The films of Mariano Llinás renew the promise and adventure of cinematic narrative. But they are also explorations of performance and the rapturous enigma of cinematic presence, of the star and her ability to transform and transfix, to hold the film and our hearts in her hands. The same four actresses who star across the six different episodes of La Flor push to a furthest extreme Llinás’ fascination with mutable performance. Flickering across the different roles played with distinct inflection by Elisa Carricajo, Valeria Correo, Pilar Gamboa and Laura Paredes is an ideal of cinema and beauty itself as a wondrously elusive constant, a mode of unquenchable desire. 

The Harvard Film Archive is delighted to welcome Mariano Llinás for a three-night screening of La Flor, joined in dialogue with fellow Porteño filmmaker Matías Piñeiro whose own films, screened and celebrated on several occasions by the HFA, are evidentiary tributes to the cinema’s all-too-often unrealized potential. – Haden Guest

Special thanks: Mariano Siskind, Department of Romance Languages and Literatures, Harvard; Paola Ibarra Deschamps—David Rockefeller Center for Latin American Studies, Harvard.


Saturday February 2 at 5:30pm
Saturday February 9 at 5:30pm

Extraordinary Stories
(Historias Extraordinarias)

Directed by Mariano Llinás. With Mariano Llinás, Walter Jakob, Agustín Mendilaharzu
Argentina 2008, digital video, color, 245 min. Spanish, English and German with English subtitles

Historias Extraordinarias established itself as a groundbreaking film in contemporary Argentine cinema by tackling the standards of both the industry and the independent scene. The film made a daring proposition: cinema is an art that can still tell extraordinary stories as in the tradition of 19th-century writers like Robert Louis Stevenson and Lucio Victorio Mansilla.

Collected data:
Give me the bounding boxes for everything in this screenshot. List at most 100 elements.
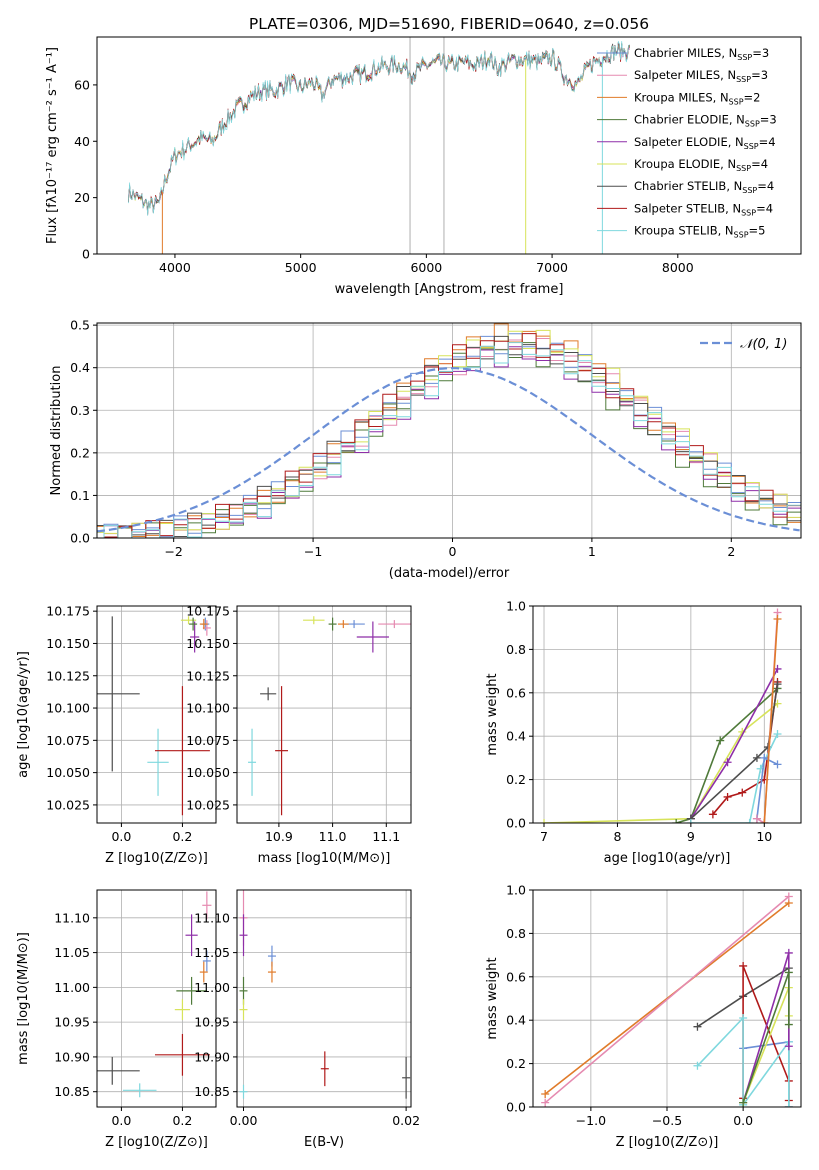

What to do:
[1] In the Llinás screening notes, how would you put "The films of Mariano Llinás renew the promise and adventure of cinematic narrative." into Spanish?
[2] Could you turn the paragraph of the Llinás screening notes that opens "The films of Mariano Llinás renew" into a short bulleted list that keeps its main facts?

Exercise results:
[1] Las películas de Mariano Llinás renuevan la promesa y la aventura de la narrativa cinematográfica.

[2]
- Mariano Llinás's films renew the promise and adventure of cinematic narrative.
- They also explore performance and the enigma of cinematic presence: the star's ability to transform and transfix, and to hold the film and our hearts in her hands.
- In La Flor, the same four actresses star across six different episodes, pushing Llinás's fascination with mutable performance to its furthest extreme.
- Across the roles played by Elisa Carricajo, Valeria Correo, Pilar Gamboa and Laura Paredes flickers an ideal of cinema and beauty as an elusive constant, a mode of unquenchable desire.